**Objective**:
Quote word for word from the line holding "What text is on this page?" to the last line below, including both, and omit any pictures.

**Stored items from a collection**:
'''

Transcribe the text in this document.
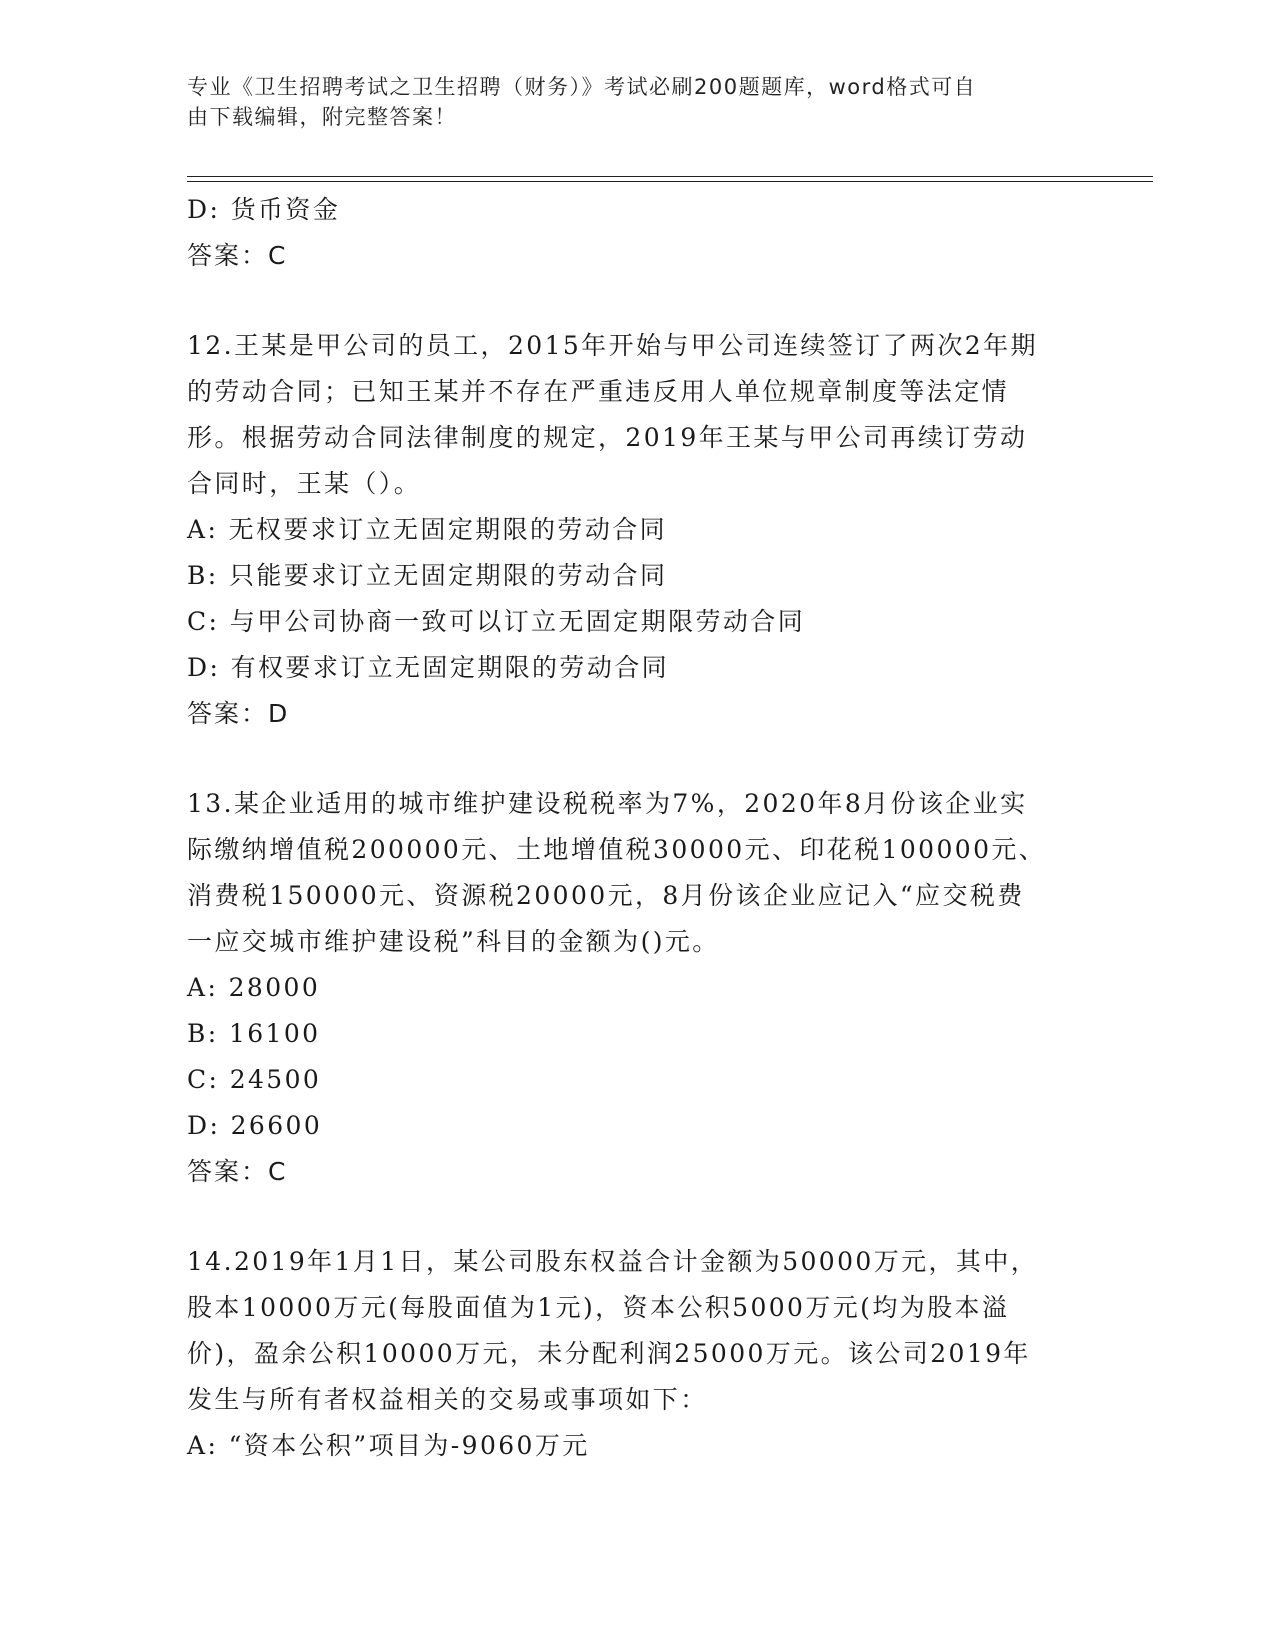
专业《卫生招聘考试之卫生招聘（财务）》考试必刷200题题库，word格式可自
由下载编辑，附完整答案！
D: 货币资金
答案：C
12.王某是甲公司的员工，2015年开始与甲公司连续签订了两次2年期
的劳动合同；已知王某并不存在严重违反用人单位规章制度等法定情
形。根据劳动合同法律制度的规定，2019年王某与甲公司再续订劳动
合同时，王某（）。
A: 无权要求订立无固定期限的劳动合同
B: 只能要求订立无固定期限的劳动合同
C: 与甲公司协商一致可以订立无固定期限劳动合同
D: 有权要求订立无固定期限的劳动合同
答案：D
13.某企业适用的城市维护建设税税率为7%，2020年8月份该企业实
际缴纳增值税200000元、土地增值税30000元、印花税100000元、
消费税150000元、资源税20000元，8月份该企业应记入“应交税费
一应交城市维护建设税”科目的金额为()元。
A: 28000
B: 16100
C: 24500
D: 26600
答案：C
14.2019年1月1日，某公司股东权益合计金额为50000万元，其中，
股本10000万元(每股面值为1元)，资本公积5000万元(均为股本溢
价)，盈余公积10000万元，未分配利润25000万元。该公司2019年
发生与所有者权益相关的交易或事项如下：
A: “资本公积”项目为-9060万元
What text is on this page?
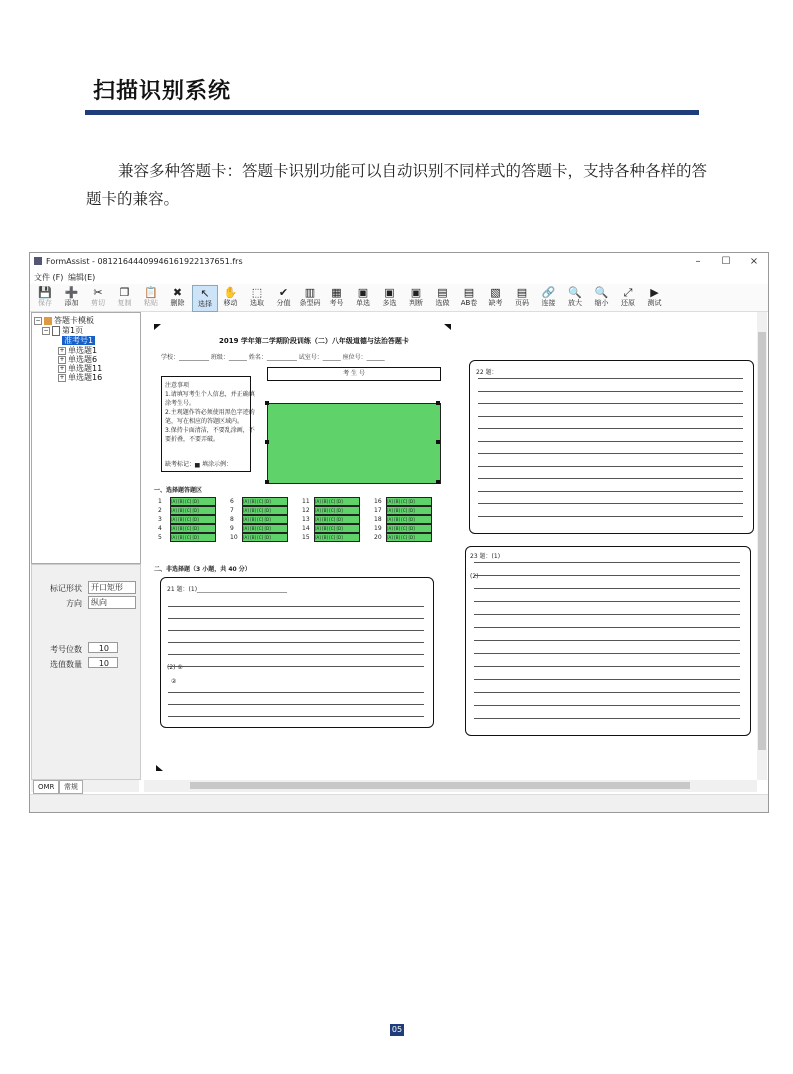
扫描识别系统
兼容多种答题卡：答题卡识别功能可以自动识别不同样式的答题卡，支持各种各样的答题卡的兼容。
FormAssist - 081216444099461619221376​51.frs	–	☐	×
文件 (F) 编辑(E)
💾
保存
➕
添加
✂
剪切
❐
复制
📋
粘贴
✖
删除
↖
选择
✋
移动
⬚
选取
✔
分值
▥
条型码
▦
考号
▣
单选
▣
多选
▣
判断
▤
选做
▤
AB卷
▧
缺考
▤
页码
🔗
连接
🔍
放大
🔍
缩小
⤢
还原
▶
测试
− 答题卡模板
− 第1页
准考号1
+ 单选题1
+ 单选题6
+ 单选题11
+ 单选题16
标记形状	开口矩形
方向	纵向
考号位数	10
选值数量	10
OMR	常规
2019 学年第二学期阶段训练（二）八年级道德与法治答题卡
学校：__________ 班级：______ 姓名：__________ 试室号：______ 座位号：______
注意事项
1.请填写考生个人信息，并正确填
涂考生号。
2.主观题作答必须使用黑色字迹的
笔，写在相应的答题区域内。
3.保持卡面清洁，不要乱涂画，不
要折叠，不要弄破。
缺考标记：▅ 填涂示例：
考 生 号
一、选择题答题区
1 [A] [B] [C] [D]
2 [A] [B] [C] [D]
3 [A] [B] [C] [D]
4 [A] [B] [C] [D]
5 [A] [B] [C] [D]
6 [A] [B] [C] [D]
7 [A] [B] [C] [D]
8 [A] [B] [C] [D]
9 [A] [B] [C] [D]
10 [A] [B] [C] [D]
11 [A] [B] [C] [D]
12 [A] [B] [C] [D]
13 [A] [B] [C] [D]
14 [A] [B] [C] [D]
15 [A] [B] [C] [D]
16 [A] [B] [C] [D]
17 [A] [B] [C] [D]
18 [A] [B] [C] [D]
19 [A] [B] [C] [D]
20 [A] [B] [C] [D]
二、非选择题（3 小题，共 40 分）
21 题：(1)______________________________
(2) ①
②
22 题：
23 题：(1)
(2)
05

'''

**Answer for this exercise**:
What text is on this page?
扫描识别系统
兼容多种答题卡：答题卡识别功能可以自动识别不同样式的答题卡，支持各种各样的答题卡的兼容。
FormAssist - 081216444099461619221376​51.frs	–	☐	×
文件 (F) 编辑(E)
💾
保存
➕
添加
✂
剪切
❐
复制
📋
粘贴
✖
删除
↖
选择
✋
移动
⬚
选取
✔
分值
▥
条型码
▦
考号
▣
单选
▣
多选
▣
判断
▤
选做
▤
AB卷
▧
缺考
▤
页码
🔗
连接
🔍
放大
🔍
缩小
⤢
还原
▶
测试
− 答题卡模板
− 第1页
准考号1
+ 单选题1
+ 单选题6
+ 单选题11
+ 单选题16
标记形状	开口矩形
方向	纵向
考号位数	10
选值数量	10
OMR	常规
2019 学年第二学期阶段训练（二）八年级道德与法治答题卡
学校：__________ 班级：______ 姓名：__________ 试室号：______ 座位号：______
注意事项
1.请填写考生个人信息，并正确填
涂考生号。
2.主观题作答必须使用黑色字迹的
笔，写在相应的答题区域内。
3.保持卡面清洁，不要乱涂画，不
要折叠，不要弄破。
缺考标记：▅ 填涂示例：
考 生 号
一、选择题答题区
1 [A] [B] [C] [D]
2 [A] [B] [C] [D]
3 [A] [B] [C] [D]
4 [A] [B] [C] [D]
5 [A] [B] [C] [D]
6 [A] [B] [C] [D]
7 [A] [B] [C] [D]
8 [A] [B] [C] [D]
9 [A] [B] [C] [D]
10 [A] [B] [C] [D]
11 [A] [B] [C] [D]
12 [A] [B] [C] [D]
13 [A] [B] [C] [D]
14 [A] [B] [C] [D]
15 [A] [B] [C] [D]
16 [A] [B] [C] [D]
17 [A] [B] [C] [D]
18 [A] [B] [C] [D]
19 [A] [B] [C] [D]
20 [A] [B] [C] [D]
二、非选择题（3 小题，共 40 分）
21 题：(1)______________________________
(2) ①
②
22 题：
23 题：(1)
(2)
05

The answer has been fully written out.